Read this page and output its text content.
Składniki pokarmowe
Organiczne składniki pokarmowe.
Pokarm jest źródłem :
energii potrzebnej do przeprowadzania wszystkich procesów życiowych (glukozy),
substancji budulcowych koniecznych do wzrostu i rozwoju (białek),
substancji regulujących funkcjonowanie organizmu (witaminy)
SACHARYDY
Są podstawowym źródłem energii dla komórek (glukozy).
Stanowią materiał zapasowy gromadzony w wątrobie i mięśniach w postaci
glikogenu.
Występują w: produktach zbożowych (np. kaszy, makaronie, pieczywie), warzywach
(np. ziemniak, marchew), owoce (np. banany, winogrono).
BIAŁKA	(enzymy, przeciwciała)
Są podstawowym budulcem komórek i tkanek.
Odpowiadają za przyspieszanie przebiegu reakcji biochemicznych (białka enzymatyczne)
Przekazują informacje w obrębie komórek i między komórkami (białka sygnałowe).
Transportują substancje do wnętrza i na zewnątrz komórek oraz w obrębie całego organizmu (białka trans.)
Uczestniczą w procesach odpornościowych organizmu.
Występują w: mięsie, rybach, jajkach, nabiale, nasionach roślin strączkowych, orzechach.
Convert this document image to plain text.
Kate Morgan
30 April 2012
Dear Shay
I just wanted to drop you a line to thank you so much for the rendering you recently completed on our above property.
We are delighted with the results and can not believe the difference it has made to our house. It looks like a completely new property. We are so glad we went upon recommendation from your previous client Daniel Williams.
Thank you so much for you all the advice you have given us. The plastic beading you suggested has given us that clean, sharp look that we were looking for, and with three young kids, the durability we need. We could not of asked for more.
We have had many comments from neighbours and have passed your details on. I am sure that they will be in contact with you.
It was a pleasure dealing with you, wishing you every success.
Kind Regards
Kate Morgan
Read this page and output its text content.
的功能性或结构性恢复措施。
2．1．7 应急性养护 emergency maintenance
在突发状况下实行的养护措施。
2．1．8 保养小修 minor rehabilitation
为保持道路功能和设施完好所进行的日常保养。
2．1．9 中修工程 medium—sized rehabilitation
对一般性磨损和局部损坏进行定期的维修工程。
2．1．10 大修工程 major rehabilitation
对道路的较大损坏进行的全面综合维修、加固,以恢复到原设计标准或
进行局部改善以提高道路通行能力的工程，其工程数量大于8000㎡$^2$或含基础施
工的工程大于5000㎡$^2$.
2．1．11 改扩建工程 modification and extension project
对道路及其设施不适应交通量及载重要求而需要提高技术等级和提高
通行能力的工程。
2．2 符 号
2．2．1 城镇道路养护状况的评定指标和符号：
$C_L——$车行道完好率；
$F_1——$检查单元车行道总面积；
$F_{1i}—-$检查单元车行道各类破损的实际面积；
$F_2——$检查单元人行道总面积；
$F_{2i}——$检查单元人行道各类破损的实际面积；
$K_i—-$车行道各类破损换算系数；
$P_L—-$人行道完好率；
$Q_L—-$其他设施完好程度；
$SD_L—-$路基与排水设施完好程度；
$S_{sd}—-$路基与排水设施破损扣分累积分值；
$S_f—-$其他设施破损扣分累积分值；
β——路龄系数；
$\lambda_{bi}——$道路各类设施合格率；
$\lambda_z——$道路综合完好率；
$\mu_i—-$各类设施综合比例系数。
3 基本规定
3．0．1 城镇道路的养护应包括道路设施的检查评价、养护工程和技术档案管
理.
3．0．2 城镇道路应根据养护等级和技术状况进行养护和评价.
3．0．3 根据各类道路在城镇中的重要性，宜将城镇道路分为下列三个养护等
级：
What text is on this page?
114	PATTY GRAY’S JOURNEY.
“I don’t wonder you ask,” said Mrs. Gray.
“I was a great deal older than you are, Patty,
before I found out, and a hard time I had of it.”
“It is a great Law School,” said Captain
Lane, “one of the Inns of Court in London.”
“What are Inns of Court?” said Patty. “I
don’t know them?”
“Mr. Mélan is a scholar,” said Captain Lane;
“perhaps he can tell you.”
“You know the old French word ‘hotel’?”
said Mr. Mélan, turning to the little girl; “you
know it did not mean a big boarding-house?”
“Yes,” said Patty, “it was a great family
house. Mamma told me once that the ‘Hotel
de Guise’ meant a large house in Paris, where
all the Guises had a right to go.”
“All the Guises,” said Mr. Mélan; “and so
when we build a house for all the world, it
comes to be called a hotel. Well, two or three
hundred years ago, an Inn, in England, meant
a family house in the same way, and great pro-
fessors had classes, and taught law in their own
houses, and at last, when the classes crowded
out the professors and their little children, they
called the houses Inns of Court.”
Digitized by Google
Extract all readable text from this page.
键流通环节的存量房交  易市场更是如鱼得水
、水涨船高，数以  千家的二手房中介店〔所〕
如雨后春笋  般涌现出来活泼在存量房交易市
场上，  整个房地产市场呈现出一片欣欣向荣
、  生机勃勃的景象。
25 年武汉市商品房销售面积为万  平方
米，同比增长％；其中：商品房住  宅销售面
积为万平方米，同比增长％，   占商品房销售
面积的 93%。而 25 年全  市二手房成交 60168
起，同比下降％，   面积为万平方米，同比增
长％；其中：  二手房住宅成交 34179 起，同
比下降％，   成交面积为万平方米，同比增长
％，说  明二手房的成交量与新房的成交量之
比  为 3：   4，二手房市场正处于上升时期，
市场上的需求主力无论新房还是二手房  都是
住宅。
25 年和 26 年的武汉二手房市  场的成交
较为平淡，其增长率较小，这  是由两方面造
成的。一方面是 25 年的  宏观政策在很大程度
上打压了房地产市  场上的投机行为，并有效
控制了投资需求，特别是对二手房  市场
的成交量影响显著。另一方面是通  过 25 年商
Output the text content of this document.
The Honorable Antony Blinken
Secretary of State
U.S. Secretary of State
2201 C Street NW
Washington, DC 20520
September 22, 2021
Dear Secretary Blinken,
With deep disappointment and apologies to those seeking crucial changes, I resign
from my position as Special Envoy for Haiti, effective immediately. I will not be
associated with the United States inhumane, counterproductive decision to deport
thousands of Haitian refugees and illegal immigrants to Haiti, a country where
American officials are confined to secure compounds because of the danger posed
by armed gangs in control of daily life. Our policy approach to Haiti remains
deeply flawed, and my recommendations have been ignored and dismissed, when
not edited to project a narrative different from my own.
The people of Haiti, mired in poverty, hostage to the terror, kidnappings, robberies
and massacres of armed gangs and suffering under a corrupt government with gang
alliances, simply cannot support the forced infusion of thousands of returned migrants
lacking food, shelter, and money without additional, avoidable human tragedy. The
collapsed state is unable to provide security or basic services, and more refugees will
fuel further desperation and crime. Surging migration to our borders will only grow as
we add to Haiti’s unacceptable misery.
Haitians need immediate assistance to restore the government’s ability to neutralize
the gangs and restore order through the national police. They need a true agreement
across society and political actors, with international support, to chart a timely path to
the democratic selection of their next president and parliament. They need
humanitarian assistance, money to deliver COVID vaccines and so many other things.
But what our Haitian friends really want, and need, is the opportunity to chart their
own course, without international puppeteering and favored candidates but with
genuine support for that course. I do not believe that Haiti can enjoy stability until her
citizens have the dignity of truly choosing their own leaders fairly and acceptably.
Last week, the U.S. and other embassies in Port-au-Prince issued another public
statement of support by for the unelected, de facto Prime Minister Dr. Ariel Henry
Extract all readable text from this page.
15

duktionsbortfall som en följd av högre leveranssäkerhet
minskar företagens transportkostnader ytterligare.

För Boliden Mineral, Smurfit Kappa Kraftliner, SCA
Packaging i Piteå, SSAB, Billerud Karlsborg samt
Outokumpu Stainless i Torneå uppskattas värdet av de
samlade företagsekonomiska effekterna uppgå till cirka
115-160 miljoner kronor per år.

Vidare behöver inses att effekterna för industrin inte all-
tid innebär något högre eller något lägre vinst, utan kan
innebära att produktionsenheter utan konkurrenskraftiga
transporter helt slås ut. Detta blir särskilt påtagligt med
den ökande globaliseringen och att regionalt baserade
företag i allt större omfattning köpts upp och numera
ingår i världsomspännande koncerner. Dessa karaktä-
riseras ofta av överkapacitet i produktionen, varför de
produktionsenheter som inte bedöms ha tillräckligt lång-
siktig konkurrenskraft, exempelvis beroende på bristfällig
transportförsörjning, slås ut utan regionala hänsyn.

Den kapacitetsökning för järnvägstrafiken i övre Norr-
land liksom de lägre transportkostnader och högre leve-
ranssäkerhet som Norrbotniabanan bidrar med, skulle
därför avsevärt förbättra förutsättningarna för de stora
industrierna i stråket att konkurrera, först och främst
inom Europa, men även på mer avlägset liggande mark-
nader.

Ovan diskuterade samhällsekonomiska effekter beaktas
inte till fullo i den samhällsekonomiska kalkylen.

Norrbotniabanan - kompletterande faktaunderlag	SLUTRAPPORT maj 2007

(Work instructions)
Extract lines where the string "samhällsekonomiska" occurs.

(Answer for the task)
Ovan diskuterade samhällsekonomiska effekter beaktas
inte till fullo i den samhällsekonomiska kalkylen.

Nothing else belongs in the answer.